(Extracted records)
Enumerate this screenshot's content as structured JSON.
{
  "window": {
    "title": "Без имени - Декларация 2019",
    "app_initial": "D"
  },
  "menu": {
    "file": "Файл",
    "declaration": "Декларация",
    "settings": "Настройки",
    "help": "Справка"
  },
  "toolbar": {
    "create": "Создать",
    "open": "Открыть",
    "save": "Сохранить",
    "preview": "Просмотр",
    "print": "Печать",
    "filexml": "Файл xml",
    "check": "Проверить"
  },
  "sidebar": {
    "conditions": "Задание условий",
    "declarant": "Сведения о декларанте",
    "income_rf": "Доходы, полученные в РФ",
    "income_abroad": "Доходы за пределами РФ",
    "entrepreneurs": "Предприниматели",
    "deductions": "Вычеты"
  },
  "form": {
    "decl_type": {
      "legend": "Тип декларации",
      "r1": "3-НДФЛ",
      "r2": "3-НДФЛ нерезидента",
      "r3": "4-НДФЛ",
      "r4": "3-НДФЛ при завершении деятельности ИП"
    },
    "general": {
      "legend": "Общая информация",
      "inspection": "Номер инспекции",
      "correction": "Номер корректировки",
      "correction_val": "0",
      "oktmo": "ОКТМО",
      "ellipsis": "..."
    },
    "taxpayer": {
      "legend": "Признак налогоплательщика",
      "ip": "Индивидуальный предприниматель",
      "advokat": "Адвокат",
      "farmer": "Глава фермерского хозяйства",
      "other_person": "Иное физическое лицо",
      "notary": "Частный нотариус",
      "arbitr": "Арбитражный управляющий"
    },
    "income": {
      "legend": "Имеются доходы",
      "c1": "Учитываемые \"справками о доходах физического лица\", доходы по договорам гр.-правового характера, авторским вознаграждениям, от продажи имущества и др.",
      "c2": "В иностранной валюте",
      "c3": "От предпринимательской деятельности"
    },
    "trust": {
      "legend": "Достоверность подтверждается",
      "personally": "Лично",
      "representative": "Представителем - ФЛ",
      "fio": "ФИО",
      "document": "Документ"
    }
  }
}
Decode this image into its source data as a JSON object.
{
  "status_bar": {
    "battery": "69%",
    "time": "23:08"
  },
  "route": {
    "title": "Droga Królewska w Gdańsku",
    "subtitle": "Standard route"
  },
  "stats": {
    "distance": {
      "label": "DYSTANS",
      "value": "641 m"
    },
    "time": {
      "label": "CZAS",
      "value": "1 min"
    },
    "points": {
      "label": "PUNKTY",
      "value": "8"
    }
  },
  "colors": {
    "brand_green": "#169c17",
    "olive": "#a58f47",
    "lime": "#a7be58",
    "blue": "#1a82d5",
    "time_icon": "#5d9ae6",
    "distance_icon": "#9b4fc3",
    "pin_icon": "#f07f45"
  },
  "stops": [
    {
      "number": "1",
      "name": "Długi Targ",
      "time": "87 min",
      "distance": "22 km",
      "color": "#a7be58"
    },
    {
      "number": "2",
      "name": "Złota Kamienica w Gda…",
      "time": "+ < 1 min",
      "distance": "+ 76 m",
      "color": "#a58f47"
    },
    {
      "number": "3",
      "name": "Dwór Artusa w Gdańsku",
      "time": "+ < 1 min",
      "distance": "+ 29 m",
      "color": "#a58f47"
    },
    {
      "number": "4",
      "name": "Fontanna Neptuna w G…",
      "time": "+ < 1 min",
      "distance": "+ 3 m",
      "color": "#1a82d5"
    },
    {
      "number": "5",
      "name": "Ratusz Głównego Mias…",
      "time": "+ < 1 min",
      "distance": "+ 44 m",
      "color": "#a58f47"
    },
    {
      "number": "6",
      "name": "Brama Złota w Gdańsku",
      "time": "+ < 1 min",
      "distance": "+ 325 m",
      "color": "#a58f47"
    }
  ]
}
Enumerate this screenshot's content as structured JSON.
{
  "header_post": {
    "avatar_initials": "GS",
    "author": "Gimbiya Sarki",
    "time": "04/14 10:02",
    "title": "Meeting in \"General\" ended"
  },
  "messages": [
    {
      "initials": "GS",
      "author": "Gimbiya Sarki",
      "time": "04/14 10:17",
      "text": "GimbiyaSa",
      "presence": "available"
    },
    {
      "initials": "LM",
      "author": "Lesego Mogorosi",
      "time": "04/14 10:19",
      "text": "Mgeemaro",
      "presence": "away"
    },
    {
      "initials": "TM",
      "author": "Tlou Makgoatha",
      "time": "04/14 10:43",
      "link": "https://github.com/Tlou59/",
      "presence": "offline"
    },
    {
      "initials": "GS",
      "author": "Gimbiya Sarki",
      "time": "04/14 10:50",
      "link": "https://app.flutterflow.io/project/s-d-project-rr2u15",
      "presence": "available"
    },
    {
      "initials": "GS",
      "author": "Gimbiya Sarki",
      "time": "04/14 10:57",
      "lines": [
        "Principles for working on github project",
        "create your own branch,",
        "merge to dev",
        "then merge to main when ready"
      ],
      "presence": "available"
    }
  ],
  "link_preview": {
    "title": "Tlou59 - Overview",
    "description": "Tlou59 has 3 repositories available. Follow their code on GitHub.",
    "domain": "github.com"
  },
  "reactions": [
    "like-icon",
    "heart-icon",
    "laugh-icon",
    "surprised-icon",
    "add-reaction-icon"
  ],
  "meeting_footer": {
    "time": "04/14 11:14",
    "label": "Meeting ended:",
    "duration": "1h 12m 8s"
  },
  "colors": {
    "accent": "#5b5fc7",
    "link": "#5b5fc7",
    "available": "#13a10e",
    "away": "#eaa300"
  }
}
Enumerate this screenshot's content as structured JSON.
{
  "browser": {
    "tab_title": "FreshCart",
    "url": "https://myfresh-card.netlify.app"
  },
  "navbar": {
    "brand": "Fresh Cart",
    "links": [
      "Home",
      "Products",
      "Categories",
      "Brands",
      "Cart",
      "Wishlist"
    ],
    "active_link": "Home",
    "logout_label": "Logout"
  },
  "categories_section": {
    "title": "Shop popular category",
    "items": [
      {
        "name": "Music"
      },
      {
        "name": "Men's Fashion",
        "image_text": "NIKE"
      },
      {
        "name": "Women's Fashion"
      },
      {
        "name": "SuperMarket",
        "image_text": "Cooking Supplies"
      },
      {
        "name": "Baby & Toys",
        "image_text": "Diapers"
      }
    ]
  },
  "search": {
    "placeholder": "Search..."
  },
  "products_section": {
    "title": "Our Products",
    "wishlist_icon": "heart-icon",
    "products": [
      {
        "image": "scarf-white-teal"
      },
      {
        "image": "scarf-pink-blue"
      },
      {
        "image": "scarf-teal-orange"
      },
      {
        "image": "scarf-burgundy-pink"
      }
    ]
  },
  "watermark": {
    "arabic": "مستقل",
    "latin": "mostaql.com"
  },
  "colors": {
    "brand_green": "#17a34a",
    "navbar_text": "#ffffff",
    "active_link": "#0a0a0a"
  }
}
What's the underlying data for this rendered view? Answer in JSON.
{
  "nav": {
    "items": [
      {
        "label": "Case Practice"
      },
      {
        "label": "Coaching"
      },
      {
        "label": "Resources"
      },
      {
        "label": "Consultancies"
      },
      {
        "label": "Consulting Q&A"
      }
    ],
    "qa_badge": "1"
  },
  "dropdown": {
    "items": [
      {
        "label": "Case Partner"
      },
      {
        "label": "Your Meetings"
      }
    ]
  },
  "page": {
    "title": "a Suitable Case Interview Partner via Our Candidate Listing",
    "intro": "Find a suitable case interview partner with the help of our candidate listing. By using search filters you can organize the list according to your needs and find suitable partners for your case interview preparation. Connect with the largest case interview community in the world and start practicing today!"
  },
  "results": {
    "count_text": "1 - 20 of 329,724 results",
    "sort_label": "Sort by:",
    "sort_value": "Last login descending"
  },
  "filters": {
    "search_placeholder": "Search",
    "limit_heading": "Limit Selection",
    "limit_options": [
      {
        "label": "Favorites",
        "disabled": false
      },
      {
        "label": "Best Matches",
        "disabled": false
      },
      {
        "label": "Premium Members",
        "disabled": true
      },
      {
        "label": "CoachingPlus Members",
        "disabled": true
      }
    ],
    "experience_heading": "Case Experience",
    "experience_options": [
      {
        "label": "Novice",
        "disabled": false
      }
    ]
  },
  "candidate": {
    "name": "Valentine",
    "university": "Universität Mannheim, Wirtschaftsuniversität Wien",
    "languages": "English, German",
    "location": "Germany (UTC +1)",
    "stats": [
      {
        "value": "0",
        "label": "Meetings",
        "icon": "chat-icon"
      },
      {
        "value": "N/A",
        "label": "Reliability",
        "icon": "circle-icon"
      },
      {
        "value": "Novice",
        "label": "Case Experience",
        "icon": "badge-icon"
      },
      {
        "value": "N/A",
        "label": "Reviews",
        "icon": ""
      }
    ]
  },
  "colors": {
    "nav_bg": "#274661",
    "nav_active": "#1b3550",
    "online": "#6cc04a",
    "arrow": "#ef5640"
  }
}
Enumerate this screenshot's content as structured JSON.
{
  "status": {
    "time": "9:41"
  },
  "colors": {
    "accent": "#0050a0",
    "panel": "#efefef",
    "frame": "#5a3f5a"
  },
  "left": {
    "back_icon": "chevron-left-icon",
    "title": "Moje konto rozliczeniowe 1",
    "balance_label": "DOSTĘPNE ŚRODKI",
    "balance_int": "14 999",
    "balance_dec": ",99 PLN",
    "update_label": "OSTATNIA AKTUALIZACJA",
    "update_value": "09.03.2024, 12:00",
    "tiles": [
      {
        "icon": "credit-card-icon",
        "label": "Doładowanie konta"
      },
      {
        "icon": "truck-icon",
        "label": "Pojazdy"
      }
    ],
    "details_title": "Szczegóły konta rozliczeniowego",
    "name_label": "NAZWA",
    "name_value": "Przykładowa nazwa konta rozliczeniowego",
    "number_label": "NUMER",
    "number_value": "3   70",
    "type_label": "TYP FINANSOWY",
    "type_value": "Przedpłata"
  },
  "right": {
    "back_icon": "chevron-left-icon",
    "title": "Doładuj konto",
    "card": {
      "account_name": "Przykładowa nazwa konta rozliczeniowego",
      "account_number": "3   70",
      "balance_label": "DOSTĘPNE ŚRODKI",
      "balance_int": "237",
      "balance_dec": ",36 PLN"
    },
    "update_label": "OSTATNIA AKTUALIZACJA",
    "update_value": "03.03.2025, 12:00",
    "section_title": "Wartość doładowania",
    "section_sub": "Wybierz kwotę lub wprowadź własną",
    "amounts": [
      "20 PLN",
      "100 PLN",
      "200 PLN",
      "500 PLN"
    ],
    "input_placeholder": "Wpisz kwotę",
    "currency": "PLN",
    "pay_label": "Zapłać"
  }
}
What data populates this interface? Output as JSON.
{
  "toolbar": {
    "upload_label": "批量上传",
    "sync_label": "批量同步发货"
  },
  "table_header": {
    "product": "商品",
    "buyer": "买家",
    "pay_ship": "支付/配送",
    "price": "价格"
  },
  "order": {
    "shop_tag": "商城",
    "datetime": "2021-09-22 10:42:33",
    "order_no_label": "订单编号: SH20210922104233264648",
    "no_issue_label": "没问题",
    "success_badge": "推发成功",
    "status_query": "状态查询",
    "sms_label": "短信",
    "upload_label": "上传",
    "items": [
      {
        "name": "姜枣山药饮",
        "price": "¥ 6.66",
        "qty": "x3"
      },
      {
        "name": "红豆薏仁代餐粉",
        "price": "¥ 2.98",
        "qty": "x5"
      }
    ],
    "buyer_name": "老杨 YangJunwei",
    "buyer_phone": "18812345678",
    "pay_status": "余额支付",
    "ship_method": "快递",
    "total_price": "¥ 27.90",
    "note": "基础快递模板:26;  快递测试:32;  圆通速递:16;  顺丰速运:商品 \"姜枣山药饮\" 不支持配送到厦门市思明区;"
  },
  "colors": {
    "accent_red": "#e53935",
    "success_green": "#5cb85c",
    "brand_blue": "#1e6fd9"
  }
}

Set problem: Return every line above in which the string "card" occurs.

Solved exercise:
    "url": "https://myfresh-card.netlify.app"
        "icon": "credit-card-icon",
    "card": {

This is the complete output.